__TASK INPUTS__:
########

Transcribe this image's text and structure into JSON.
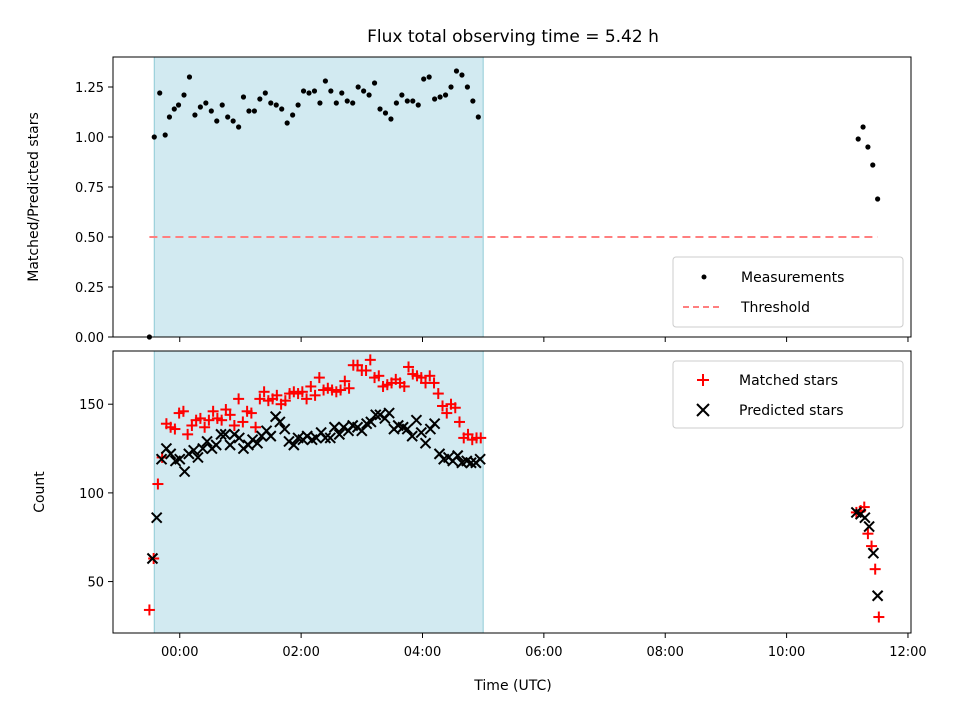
{
  "chart_data": [
    {
      "type": "scatter",
      "title": "Flux total observing time = 5.42 h",
      "xlabel": "",
      "ylabel": "Matched/Predicted stars",
      "xlim": [
        -1.1,
        12.05
      ],
      "ylim": [
        0,
        1.4
      ],
      "yticks": [
        0,
        0.25,
        0.5,
        0.75,
        1.0,
        1.25
      ],
      "ytick_labels": [
        "0.00",
        "0.25",
        "0.50",
        "0.75",
        "1.00",
        "1.25"
      ],
      "xticks": [
        0,
        2,
        4,
        6,
        8,
        10,
        12
      ],
      "shaded_interval": [
        -0.42,
        5.0
      ],
      "shade_color": "#add8e6",
      "series": [
        {
          "name": "Measurements",
          "marker": "dot",
          "color": "#000000",
          "x": [
            -0.5,
            -0.42,
            -0.33,
            -0.24,
            -0.17,
            -0.09,
            -0.02,
            0.07,
            0.16,
            0.25,
            0.34,
            0.43,
            0.52,
            0.61,
            0.7,
            0.79,
            0.88,
            0.97,
            1.05,
            1.14,
            1.23,
            1.32,
            1.41,
            1.5,
            1.59,
            1.68,
            1.77,
            1.86,
            1.95,
            2.04,
            2.13,
            2.22,
            2.31,
            2.4,
            2.49,
            2.58,
            2.67,
            2.76,
            2.85,
            2.94,
            3.03,
            3.12,
            3.21,
            3.3,
            3.39,
            3.48,
            3.57,
            3.66,
            3.75,
            3.84,
            3.93,
            4.02,
            4.11,
            4.2,
            4.29,
            4.38,
            4.47,
            4.56,
            4.65,
            4.74,
            4.83,
            4.92,
            11.18,
            11.26,
            11.34,
            11.42,
            11.5
          ],
          "y": [
            0.0,
            1.0,
            1.22,
            1.01,
            1.1,
            1.14,
            1.16,
            1.21,
            1.3,
            1.11,
            1.15,
            1.17,
            1.13,
            1.08,
            1.16,
            1.1,
            1.08,
            1.05,
            1.2,
            1.13,
            1.13,
            1.19,
            1.22,
            1.17,
            1.16,
            1.14,
            1.07,
            1.11,
            1.16,
            1.23,
            1.22,
            1.23,
            1.17,
            1.28,
            1.23,
            1.17,
            1.22,
            1.18,
            1.17,
            1.25,
            1.23,
            1.21,
            1.27,
            1.14,
            1.12,
            1.09,
            1.17,
            1.21,
            1.18,
            1.18,
            1.16,
            1.29,
            1.3,
            1.19,
            1.2,
            1.21,
            1.25,
            1.33,
            1.31,
            1.25,
            1.18,
            1.1,
            0.99,
            1.05,
            0.95,
            0.86,
            0.69
          ]
        },
        {
          "name": "Threshold",
          "marker": "dashed-line",
          "color": "#ff7f7f",
          "x": [
            -0.5,
            11.5
          ],
          "y": [
            0.5,
            0.5
          ]
        }
      ],
      "legend_position": "lower right"
    },
    {
      "type": "scatter",
      "title": "",
      "xlabel": "Time (UTC)",
      "ylabel": "Count",
      "xlim": [
        -1.1,
        12.05
      ],
      "ylim": [
        21,
        180
      ],
      "yticks": [
        50,
        100,
        150
      ],
      "ytick_labels": [
        "50",
        "100",
        "150"
      ],
      "xticks": [
        0,
        2,
        4,
        6,
        8,
        10,
        12
      ],
      "xtick_labels": [
        "00:00",
        "02:00",
        "04:00",
        "06:00",
        "08:00",
        "10:00",
        "12:00"
      ],
      "shaded_interval": [
        -0.42,
        5.0
      ],
      "shade_color": "#add8e6",
      "series": [
        {
          "name": "Matched stars",
          "marker": "plus",
          "color": "#ff0000",
          "x": [
            -0.5,
            -0.43,
            -0.36,
            -0.29,
            -0.22,
            -0.15,
            -0.08,
            -0.01,
            0.06,
            0.13,
            0.2,
            0.27,
            0.34,
            0.41,
            0.48,
            0.55,
            0.62,
            0.69,
            0.76,
            0.83,
            0.9,
            0.97,
            1.04,
            1.11,
            1.18,
            1.25,
            1.32,
            1.39,
            1.46,
            1.53,
            1.6,
            1.67,
            1.74,
            1.81,
            1.88,
            1.95,
            2.02,
            2.09,
            2.16,
            2.23,
            2.3,
            2.37,
            2.44,
            2.51,
            2.58,
            2.65,
            2.72,
            2.79,
            2.86,
            2.93,
            3.0,
            3.07,
            3.14,
            3.21,
            3.28,
            3.35,
            3.42,
            3.49,
            3.56,
            3.63,
            3.7,
            3.77,
            3.84,
            3.91,
            3.98,
            4.05,
            4.12,
            4.19,
            4.26,
            4.33,
            4.4,
            4.47,
            4.54,
            4.61,
            4.68,
            4.75,
            4.82,
            4.89,
            4.96,
            11.15,
            11.22,
            11.28,
            11.34,
            11.4,
            11.46,
            11.52
          ],
          "y": [
            34,
            63,
            105,
            120,
            139,
            137,
            136,
            145,
            146,
            133,
            138,
            141,
            142,
            137,
            141,
            146,
            142,
            141,
            147,
            144,
            138,
            153,
            140,
            146,
            145,
            137,
            153,
            157,
            152,
            153,
            155,
            150,
            152,
            156,
            157,
            156,
            157,
            153,
            160,
            155,
            165,
            158,
            159,
            158,
            157,
            158,
            163,
            159,
            172,
            172,
            169,
            169,
            175,
            165,
            166,
            160,
            161,
            162,
            164,
            162,
            160,
            171,
            167,
            166,
            165,
            162,
            166,
            162,
            156,
            149,
            145,
            150,
            148,
            140,
            131,
            133,
            130,
            131,
            131,
            89,
            90,
            92,
            77,
            70,
            57,
            30
          ],
          "x_plot": "matched"
        },
        {
          "name": "Predicted stars",
          "marker": "x",
          "color": "#000000",
          "x": [
            -0.45,
            -0.38,
            -0.3,
            -0.22,
            -0.15,
            -0.07,
            0.0,
            0.08,
            0.15,
            0.23,
            0.3,
            0.38,
            0.45,
            0.53,
            0.6,
            0.68,
            0.75,
            0.83,
            0.9,
            0.98,
            1.05,
            1.13,
            1.2,
            1.28,
            1.35,
            1.43,
            1.5,
            1.58,
            1.65,
            1.73,
            1.8,
            1.88,
            1.95,
            2.03,
            2.1,
            2.18,
            2.25,
            2.33,
            2.4,
            2.48,
            2.55,
            2.63,
            2.7,
            2.78,
            2.85,
            2.93,
            3.0,
            3.08,
            3.15,
            3.23,
            3.3,
            3.38,
            3.45,
            3.53,
            3.6,
            3.68,
            3.75,
            3.83,
            3.9,
            3.98,
            4.05,
            4.13,
            4.2,
            4.28,
            4.35,
            4.43,
            4.5,
            4.58,
            4.65,
            4.73,
            4.8,
            4.88,
            4.95,
            11.15,
            11.22,
            11.29,
            11.36,
            11.43,
            11.5
          ],
          "y": [
            63,
            86,
            119,
            125,
            122,
            118,
            119,
            112,
            122,
            124,
            120,
            125,
            129,
            125,
            127,
            133,
            133,
            127,
            133,
            131,
            125,
            127,
            130,
            128,
            132,
            135,
            132,
            143,
            140,
            136,
            129,
            127,
            131,
            130,
            132,
            130,
            131,
            134,
            131,
            131,
            137,
            133,
            137,
            135,
            138,
            137,
            135,
            139,
            140,
            144,
            144,
            142,
            145,
            136,
            138,
            137,
            136,
            132,
            141,
            134,
            128,
            136,
            139,
            122,
            119,
            120,
            118,
            121,
            117,
            118,
            117,
            117,
            119,
            89,
            88,
            86,
            81,
            66,
            42
          ]
        }
      ],
      "legend_position": "upper right"
    }
  ]
}
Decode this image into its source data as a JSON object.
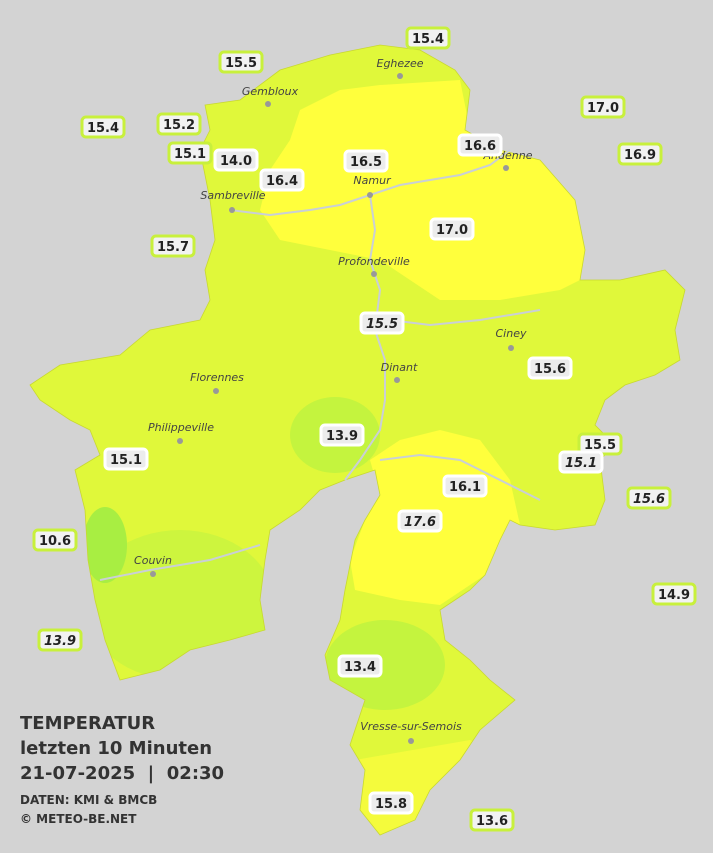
{
  "legend": {
    "title": "TEMPERATUR",
    "subtitle": "letzten 10 Minuten",
    "datetime": "21-07-2025  |  02:30",
    "source": "DATEN: KMI & BMCB",
    "copyright": "© METEO-BE.NET"
  },
  "cities": [
    "Eghezee",
    "Gembloux",
    "Andenne",
    "Namur",
    "Sambreville",
    "Profondeville",
    "Ciney",
    "Dinant",
    "Florennes",
    "Philippeville",
    "Couvin",
    "Vresse-sur-Semois"
  ],
  "stations": [
    "15.4",
    "15.5",
    "17.0",
    "15.4",
    "15.2",
    "16.6",
    "15.1",
    "14.0",
    "16.9",
    "16.5",
    "16.4",
    "17.0",
    "15.7",
    "15.5",
    "15.6",
    "13.9",
    "15.5",
    "15.1",
    "15.1",
    "16.1",
    "15.6",
    "17.6",
    "10.6",
    "14.9",
    "13.9",
    "13.4",
    "15.8",
    "13.6"
  ]
}
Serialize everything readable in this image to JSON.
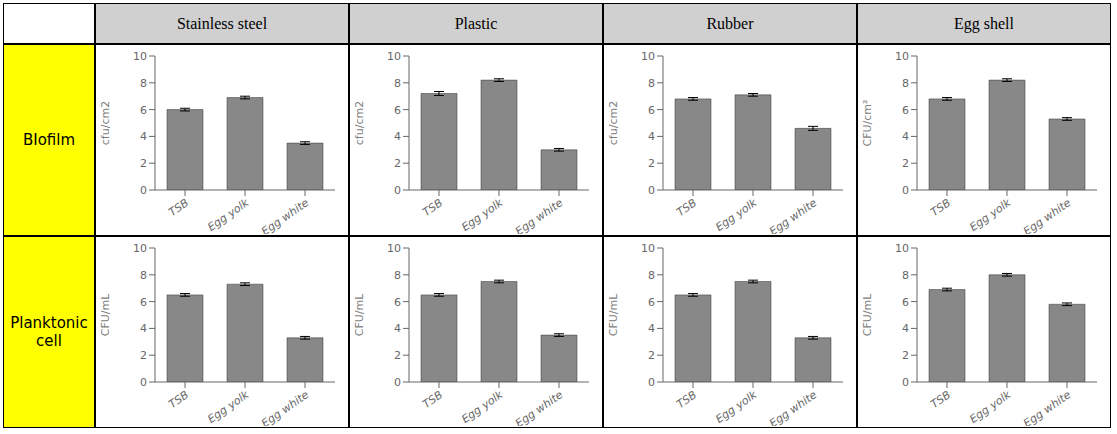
{
  "chart_data": [
    {
      "type": "bar",
      "title": "Stainless steel",
      "annotations": [
        "BIofilm"
      ],
      "categories": [
        "TSB",
        "Egg yolk",
        "Egg white"
      ],
      "values": [
        6.0,
        6.9,
        3.5
      ],
      "errors": [
        0.1,
        0.1,
        0.1
      ],
      "color": "#888888",
      "ylabel": "cfu/cm2",
      "ylim": [
        0,
        10
      ],
      "yticks": [
        0,
        2,
        4,
        6,
        8,
        10
      ]
    },
    {
      "type": "bar",
      "title": "Plastic",
      "categories": [
        "TSB",
        "Egg yolk",
        "Egg white"
      ],
      "values": [
        7.2,
        8.2,
        3.0
      ],
      "errors": [
        0.15,
        0.1,
        0.1
      ],
      "color": "#888888",
      "ylabel": "cfu/cm2",
      "ylim": [
        0,
        10
      ],
      "yticks": [
        0,
        2,
        4,
        6,
        8,
        10
      ]
    },
    {
      "type": "bar",
      "title": "Rubber",
      "categories": [
        "TSB",
        "Egg yolk",
        "Egg white"
      ],
      "values": [
        6.8,
        7.1,
        4.6
      ],
      "errors": [
        0.1,
        0.1,
        0.15
      ],
      "color": "#888888",
      "ylabel": "cfu/cm2",
      "ylim": [
        0,
        10
      ],
      "yticks": [
        0,
        2,
        4,
        6,
        8,
        10
      ]
    },
    {
      "type": "bar",
      "title": "Egg shell",
      "categories": [
        "TSB",
        "Egg yolk",
        "Egg white"
      ],
      "values": [
        6.8,
        8.2,
        5.3
      ],
      "errors": [
        0.1,
        0.1,
        0.1
      ],
      "color": "#888888",
      "ylabel": "CFU/cm²",
      "ylim": [
        0,
        10
      ],
      "yticks": [
        0,
        2,
        4,
        6,
        8,
        10
      ]
    },
    {
      "type": "bar",
      "annotations": [
        "Planktonic\ncell"
      ],
      "categories": [
        "TSB",
        "Egg yolk",
        "Egg white"
      ],
      "values": [
        6.5,
        7.3,
        3.3
      ],
      "errors": [
        0.1,
        0.1,
        0.1
      ],
      "color": "#888888",
      "ylabel": "CFU/mL",
      "ylim": [
        0,
        10
      ],
      "yticks": [
        0,
        2,
        4,
        6,
        8,
        10
      ]
    },
    {
      "type": "bar",
      "categories": [
        "TSB",
        "Egg yolk",
        "Egg white"
      ],
      "values": [
        6.5,
        7.5,
        3.5
      ],
      "errors": [
        0.1,
        0.1,
        0.1
      ],
      "color": "#888888",
      "ylabel": "CFU/mL",
      "ylim": [
        0,
        10
      ],
      "yticks": [
        0,
        2,
        4,
        6,
        8,
        10
      ]
    },
    {
      "type": "bar",
      "categories": [
        "TSB",
        "Egg yolk",
        "Egg white"
      ],
      "values": [
        6.5,
        7.5,
        3.3
      ],
      "errors": [
        0.1,
        0.1,
        0.1
      ],
      "color": "#888888",
      "ylabel": "CFU/mL",
      "ylim": [
        0,
        10
      ],
      "yticks": [
        0,
        2,
        4,
        6,
        8,
        10
      ]
    },
    {
      "type": "bar",
      "categories": [
        "TSB",
        "Egg yolk",
        "Egg white"
      ],
      "values": [
        6.9,
        8.0,
        5.8
      ],
      "errors": [
        0.1,
        0.1,
        0.1
      ],
      "color": "#888888",
      "ylabel": "CFU/mL",
      "ylim": [
        0,
        10
      ],
      "yticks": [
        0,
        2,
        4,
        6,
        8,
        10
      ]
    }
  ]
}
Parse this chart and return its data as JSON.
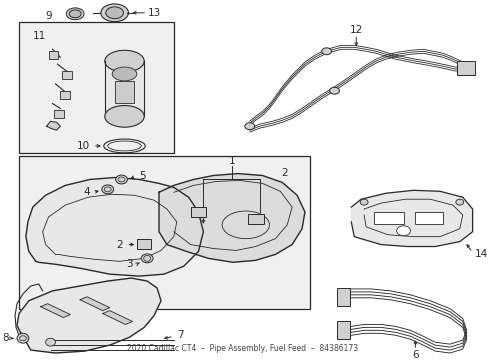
{
  "bg_color": "#ffffff",
  "line_color": "#2a2a2a",
  "fill_light": "#e8e8e8",
  "fill_med": "#d0d0d0",
  "fig_width": 4.9,
  "fig_height": 3.6,
  "dpi": 100,
  "title_text": "2020 Cadillac CT4  –  Pipe Assembly, Fuel Feed  –  84386173"
}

########

__TASK DIRECTIONS__:
Write out, please, the lines of the listing above from the one with "Parse this chart and return its data as JSON." through the very last, exactly as given and with no pictures.

__WRITTEN ANSWER__:
Parse this chart and return its data as JSON.
{
  "bg_color": "#ffffff",
  "line_color": "#2a2a2a",
  "fill_light": "#e8e8e8",
  "fill_med": "#d0d0d0",
  "fig_width": 4.9,
  "fig_height": 3.6,
  "dpi": 100,
  "title_text": "2020 Cadillac CT4  –  Pipe Assembly, Fuel Feed  –  84386173"
}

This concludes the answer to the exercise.